INPUT RECORDS =
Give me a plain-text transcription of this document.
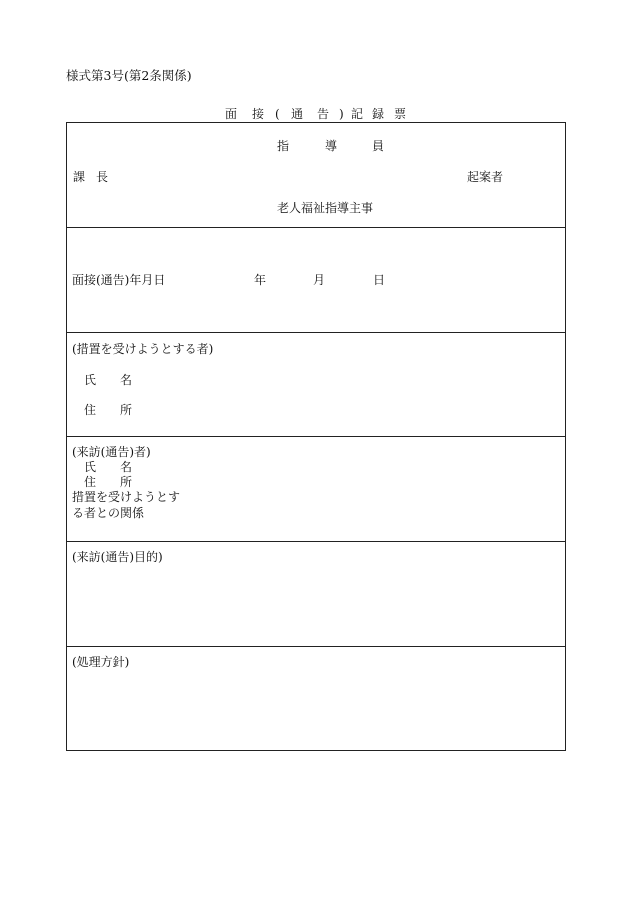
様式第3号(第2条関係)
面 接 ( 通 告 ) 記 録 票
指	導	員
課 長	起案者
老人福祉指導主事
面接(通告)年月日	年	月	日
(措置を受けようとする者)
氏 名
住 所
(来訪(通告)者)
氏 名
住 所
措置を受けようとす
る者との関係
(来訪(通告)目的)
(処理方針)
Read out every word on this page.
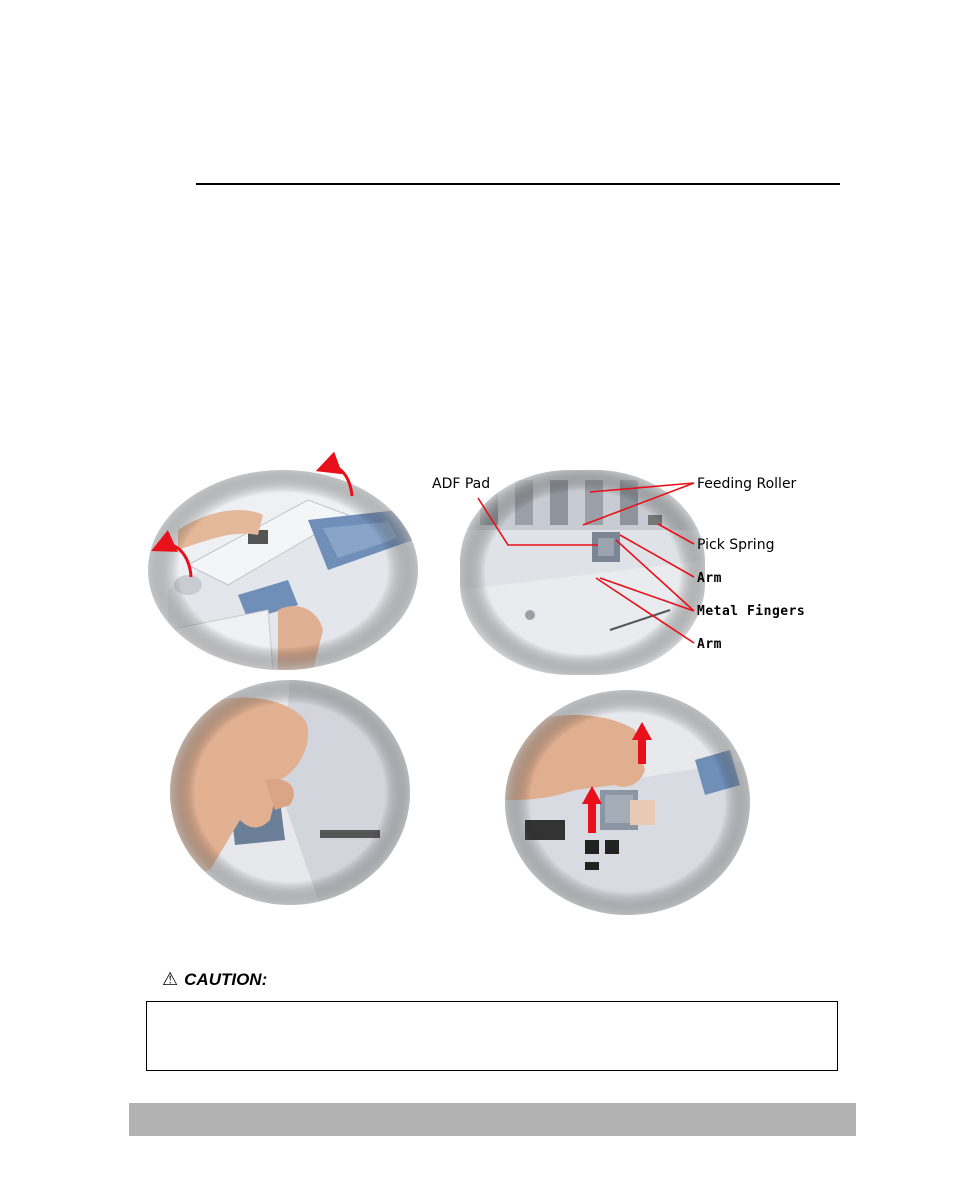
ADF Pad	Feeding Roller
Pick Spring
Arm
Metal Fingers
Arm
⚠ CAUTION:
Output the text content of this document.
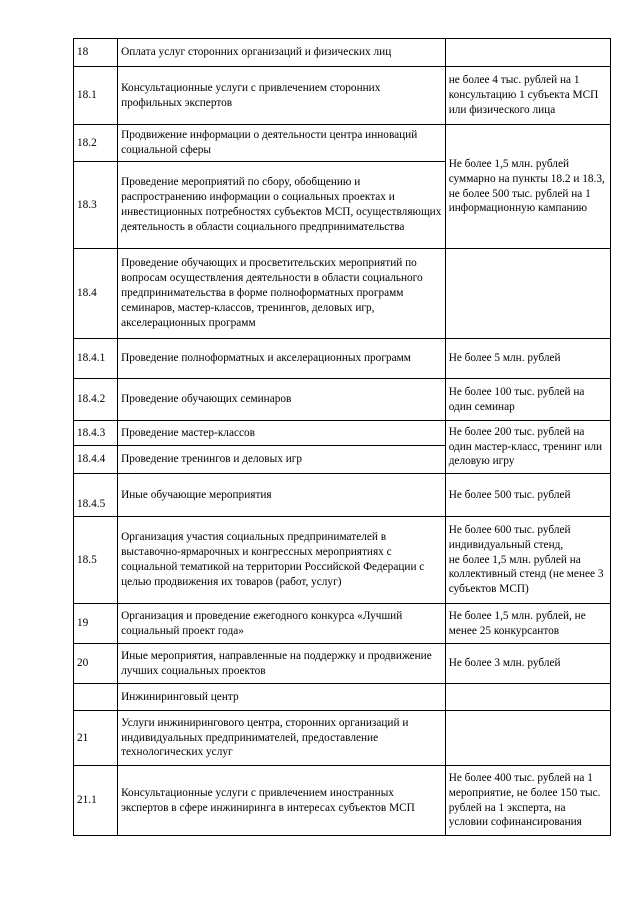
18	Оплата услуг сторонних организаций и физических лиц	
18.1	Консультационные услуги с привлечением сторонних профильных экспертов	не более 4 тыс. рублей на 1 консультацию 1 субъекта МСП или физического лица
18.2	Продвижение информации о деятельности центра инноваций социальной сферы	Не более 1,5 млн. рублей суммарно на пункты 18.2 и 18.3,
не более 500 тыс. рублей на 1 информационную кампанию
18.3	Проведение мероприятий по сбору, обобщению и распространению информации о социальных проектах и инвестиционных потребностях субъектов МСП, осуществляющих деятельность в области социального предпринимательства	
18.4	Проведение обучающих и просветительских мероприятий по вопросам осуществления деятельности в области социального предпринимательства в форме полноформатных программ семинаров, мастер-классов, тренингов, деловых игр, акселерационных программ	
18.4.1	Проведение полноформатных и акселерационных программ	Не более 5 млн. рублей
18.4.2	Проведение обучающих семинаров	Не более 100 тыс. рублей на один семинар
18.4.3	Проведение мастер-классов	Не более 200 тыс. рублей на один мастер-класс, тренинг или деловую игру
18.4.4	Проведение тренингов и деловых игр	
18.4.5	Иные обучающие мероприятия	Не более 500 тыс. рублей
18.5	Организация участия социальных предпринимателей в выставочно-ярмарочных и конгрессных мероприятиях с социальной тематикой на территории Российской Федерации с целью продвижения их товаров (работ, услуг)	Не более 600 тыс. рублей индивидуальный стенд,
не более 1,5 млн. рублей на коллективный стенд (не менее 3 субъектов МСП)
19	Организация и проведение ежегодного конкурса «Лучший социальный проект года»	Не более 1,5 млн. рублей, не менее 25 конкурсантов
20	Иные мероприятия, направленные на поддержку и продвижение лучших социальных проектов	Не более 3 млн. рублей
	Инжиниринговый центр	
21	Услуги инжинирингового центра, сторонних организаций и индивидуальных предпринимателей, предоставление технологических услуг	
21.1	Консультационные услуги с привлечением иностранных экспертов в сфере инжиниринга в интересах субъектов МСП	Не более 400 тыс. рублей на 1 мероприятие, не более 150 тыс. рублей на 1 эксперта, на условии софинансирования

GIVEN EXERCISE =
Copy down every line of the material above that includes the string "один".

FINISHED TASK =
18.4.2	Проведение обучающих семинаров	Не более 100 тыс. рублей на один семинар
18.4.3	Проведение мастер-классов	Не более 200 тыс. рублей на один мастер-класс, тренинг или деловую игру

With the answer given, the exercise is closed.